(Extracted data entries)
+++++

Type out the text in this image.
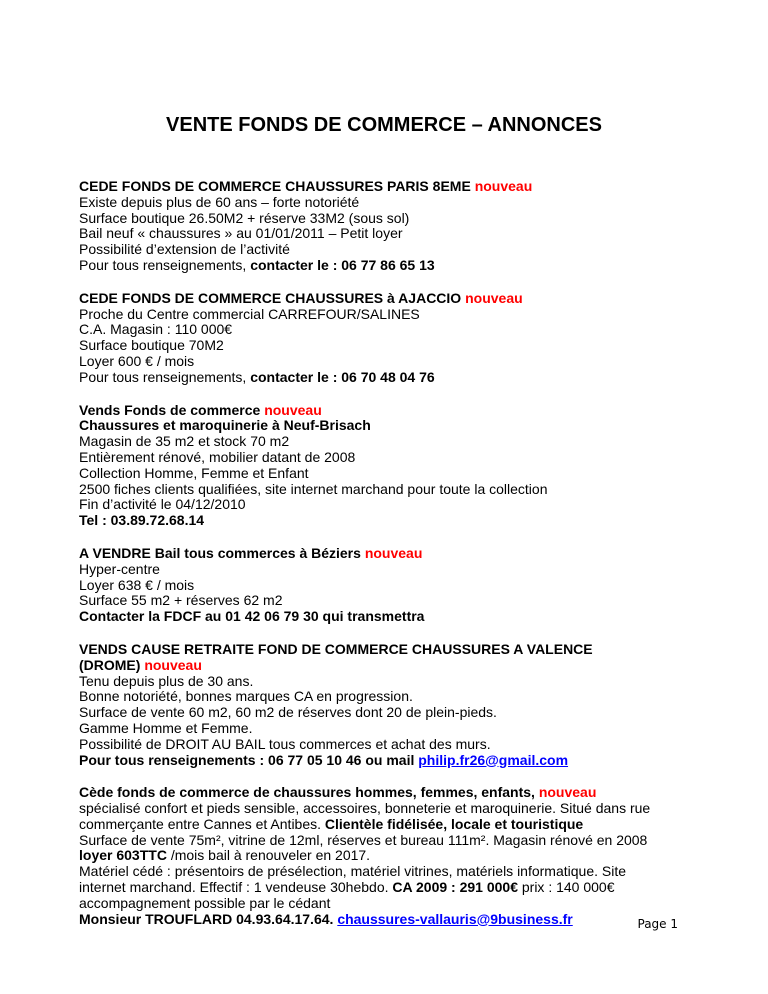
VENTE FONDS DE COMMERCE – ANNONCES
CEDE FONDS DE COMMERCE CHAUSSURES PARIS 8EME nouveau
Existe depuis plus de 60 ans – forte notoriété
Surface boutique 26.50M2 + réserve 33M2 (sous sol)
Bail neuf « chaussures » au 01/01/2011 – Petit loyer
Possibilité d’extension de l’activité
Pour tous renseignements, contacter le : 06 77 86 65 13
CEDE FONDS DE COMMERCE CHAUSSURES à AJACCIO nouveau
Proche du Centre commercial CARREFOUR/SALINES
C.A. Magasin : 110 000€
Surface boutique 70M2
Loyer 600 € / mois
Pour tous renseignements, contacter le : 06 70 48 04 76
Vends Fonds de commerce nouveau
Chaussures et maroquinerie à Neuf-Brisach
Magasin de 35 m2 et stock 70 m2
Entièrement rénové, mobilier datant de 2008
Collection Homme, Femme et Enfant
2500 fiches clients qualifiées, site internet marchand pour toute la collection
Fin d’activité le 04/12/2010
Tel : 03.89.72.68.14
A VENDRE Bail tous commerces à Béziers nouveau
Hyper-centre
Loyer 638 € / mois
Surface 55 m2 + réserves 62 m2
Contacter la FDCF au 01 42 06 79 30 qui transmettra
VENDS CAUSE RETRAITE FOND DE COMMERCE CHAUSSURES A VALENCE
(DROME) nouveau
Tenu depuis plus de 30 ans.
Bonne notoriété, bonnes marques CA en progression.
Surface de vente 60 m2, 60 m2 de réserves dont 20 de plein-pieds.
Gamme Homme et Femme.
Possibilité de DROIT AU BAIL tous commerces et achat des murs.
Pour tous renseignements : 06 77 05 10 46 ou mail philip.fr26@gmail.com
Cède fonds de commerce de chaussures hommes, femmes, enfants, nouveau
spécialisé confort et pieds sensible, accessoires, bonneterie et maroquinerie. Situé dans rue
commerçante entre Cannes et Antibes. Clientèle fidélisée, locale et touristique
Surface de vente 75m², vitrine de 12ml, réserves et bureau 111m². Magasin rénové en 2008
loyer 603TTC /mois bail à renouveler en 2017.
Matériel cédé : présentoirs de présélection, matériel vitrines, matériels informatique. Site
internet marchand. Effectif : 1 vendeuse 30hebdo. CA 2009 : 291 000€ prix : 140 000€
accompagnement possible par le cédant
Monsieur TROUFLARD 04.93.64.17.64. chaussures-vallauris@9business.fr	Page 1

+++++

### Exercise details:
Every entry should be returned exactly as written, minus the pictures.

### Response to this task:
Type out the text in this image.
VENTE FONDS DE COMMERCE – ANNONCES
CEDE FONDS DE COMMERCE CHAUSSURES PARIS 8EME nouveau
Existe depuis plus de 60 ans – forte notoriété
Surface boutique 26.50M2 + réserve 33M2 (sous sol)
Bail neuf « chaussures » au 01/01/2011 – Petit loyer
Possibilité d’extension de l’activité
Pour tous renseignements, contacter le : 06 77 86 65 13
CEDE FONDS DE COMMERCE CHAUSSURES à AJACCIO nouveau
Proche du Centre commercial CARREFOUR/SALINES
C.A. Magasin : 110 000€
Surface boutique 70M2
Loyer 600 € / mois
Pour tous renseignements, contacter le : 06 70 48 04 76
Vends Fonds de commerce nouveau
Chaussures et maroquinerie à Neuf-Brisach
Magasin de 35 m2 et stock 70 m2
Entièrement rénové, mobilier datant de 2008
Collection Homme, Femme et Enfant
2500 fiches clients qualifiées, site internet marchand pour toute la collection
Fin d’activité le 04/12/2010
Tel : 03.89.72.68.14
A VENDRE Bail tous commerces à Béziers nouveau
Hyper-centre
Loyer 638 € / mois
Surface 55 m2 + réserves 62 m2
Contacter la FDCF au 01 42 06 79 30 qui transmettra
VENDS CAUSE RETRAITE FOND DE COMMERCE CHAUSSURES A VALENCE
(DROME) nouveau
Tenu depuis plus de 30 ans.
Bonne notoriété, bonnes marques CA en progression.
Surface de vente 60 m2, 60 m2 de réserves dont 20 de plein-pieds.
Gamme Homme et Femme.
Possibilité de DROIT AU BAIL tous commerces et achat des murs.
Pour tous renseignements : 06 77 05 10 46 ou mail philip.fr26@gmail.com
Cède fonds de commerce de chaussures hommes, femmes, enfants, nouveau
spécialisé confort et pieds sensible, accessoires, bonneterie et maroquinerie. Situé dans rue
commerçante entre Cannes et Antibes. Clientèle fidélisée, locale et touristique
Surface de vente 75m², vitrine de 12ml, réserves et bureau 111m². Magasin rénové en 2008
loyer 603TTC /mois bail à renouveler en 2017.
Matériel cédé : présentoirs de présélection, matériel vitrines, matériels informatique. Site
internet marchand. Effectif : 1 vendeuse 30hebdo. CA 2009 : 291 000€ prix : 140 000€
accompagnement possible par le cédant
Monsieur TROUFLARD 04.93.64.17.64. chaussures-vallauris@9business.fr	Page 1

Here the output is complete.